Work to do –
Find the number of lines in these records where the word "once" appears. Reply with that number and nothing more.

*** Data lines ***

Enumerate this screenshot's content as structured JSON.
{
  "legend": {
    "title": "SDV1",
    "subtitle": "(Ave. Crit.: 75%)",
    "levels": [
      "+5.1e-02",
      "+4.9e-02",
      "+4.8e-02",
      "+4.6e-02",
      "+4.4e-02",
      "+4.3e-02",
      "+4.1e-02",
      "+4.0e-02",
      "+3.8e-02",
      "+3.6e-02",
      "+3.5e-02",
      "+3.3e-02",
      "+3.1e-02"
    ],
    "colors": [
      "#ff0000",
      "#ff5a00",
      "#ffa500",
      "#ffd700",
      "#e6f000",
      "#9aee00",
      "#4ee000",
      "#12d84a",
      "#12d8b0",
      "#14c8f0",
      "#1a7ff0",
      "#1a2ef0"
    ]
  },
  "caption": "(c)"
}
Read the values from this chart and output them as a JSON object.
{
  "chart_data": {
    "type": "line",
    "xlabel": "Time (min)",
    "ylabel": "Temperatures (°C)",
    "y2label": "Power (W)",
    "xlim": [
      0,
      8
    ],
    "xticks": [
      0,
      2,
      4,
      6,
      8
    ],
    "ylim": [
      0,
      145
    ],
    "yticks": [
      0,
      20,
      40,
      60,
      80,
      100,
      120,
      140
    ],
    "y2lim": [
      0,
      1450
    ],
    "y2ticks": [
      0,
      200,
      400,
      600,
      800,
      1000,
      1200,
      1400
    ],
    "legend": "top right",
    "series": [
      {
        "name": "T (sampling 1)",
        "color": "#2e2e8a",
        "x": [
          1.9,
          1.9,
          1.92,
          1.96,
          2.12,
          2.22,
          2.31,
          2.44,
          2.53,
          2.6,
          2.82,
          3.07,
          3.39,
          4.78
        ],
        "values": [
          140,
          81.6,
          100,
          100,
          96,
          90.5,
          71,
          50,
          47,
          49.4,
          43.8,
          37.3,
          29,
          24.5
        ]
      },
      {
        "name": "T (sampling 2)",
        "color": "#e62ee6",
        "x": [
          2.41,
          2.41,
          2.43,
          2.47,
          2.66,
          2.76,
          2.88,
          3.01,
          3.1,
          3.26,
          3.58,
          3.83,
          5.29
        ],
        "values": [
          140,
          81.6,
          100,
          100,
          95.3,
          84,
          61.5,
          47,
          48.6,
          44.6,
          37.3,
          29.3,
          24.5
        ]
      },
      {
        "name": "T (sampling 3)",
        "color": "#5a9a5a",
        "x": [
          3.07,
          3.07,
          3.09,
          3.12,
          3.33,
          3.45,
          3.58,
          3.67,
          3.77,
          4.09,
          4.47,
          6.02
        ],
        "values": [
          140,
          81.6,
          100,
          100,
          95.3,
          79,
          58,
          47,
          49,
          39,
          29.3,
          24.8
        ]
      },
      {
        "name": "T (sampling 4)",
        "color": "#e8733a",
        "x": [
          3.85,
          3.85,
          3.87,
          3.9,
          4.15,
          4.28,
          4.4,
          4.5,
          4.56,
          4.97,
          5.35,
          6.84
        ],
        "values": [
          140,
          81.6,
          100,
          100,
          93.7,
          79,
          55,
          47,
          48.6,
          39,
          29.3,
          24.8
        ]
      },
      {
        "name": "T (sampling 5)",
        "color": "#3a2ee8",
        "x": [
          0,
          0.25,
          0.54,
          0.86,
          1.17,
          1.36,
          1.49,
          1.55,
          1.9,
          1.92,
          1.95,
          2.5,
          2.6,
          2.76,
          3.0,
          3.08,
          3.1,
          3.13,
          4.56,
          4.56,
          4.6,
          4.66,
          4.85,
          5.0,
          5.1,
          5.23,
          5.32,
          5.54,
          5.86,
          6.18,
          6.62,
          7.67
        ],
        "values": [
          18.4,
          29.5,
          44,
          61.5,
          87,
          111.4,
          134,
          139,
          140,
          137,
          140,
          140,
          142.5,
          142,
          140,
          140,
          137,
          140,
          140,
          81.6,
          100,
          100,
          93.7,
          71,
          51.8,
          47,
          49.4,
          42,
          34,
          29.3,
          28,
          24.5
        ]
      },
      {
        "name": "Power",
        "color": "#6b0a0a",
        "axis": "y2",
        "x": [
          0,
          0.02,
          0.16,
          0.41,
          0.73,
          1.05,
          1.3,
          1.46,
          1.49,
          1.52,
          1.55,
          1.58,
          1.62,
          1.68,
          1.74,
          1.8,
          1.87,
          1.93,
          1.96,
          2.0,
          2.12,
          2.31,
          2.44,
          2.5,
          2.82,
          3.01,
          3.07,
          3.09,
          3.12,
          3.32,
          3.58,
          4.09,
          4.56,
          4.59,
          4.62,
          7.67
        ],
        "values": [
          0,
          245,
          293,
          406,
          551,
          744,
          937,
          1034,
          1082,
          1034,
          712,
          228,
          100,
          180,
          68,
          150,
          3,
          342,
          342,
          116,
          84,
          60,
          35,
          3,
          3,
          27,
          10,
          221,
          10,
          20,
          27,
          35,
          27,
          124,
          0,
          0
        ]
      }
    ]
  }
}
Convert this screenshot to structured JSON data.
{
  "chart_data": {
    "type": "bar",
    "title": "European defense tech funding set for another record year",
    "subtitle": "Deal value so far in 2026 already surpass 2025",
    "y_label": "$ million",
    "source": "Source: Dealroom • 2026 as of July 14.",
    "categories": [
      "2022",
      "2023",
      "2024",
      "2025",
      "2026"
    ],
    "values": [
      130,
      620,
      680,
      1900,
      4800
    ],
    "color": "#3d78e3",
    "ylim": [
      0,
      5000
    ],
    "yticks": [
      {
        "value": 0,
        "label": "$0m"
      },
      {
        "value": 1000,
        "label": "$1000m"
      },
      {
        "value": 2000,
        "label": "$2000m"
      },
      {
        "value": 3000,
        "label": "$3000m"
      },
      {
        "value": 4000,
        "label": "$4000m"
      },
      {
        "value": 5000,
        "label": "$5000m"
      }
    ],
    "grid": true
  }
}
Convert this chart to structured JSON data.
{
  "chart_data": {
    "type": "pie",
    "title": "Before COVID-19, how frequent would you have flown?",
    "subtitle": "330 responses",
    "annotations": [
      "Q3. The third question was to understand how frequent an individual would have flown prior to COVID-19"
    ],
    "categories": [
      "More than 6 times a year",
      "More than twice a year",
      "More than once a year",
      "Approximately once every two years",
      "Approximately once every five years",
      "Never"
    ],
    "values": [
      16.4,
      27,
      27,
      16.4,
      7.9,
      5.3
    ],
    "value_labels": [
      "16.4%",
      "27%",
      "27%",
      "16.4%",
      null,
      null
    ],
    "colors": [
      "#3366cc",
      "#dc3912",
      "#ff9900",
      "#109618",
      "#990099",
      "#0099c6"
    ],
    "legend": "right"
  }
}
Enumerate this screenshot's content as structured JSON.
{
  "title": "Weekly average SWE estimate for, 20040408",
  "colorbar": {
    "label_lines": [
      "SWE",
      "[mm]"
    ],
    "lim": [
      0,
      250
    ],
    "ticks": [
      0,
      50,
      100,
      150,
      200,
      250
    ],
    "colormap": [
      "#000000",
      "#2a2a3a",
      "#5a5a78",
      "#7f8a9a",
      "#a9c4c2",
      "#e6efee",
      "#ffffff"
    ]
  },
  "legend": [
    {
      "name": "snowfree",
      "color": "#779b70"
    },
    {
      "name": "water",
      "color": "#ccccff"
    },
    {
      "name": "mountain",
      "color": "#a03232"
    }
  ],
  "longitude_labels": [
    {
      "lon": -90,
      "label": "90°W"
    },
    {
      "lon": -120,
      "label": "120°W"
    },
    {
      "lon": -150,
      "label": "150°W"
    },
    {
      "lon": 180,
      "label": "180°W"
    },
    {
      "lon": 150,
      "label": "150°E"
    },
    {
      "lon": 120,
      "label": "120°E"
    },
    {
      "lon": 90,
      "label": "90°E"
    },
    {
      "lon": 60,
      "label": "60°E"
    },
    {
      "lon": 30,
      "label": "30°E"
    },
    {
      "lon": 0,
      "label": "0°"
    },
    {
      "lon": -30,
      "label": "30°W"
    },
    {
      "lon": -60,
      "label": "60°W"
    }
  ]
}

***

Result of the task –
3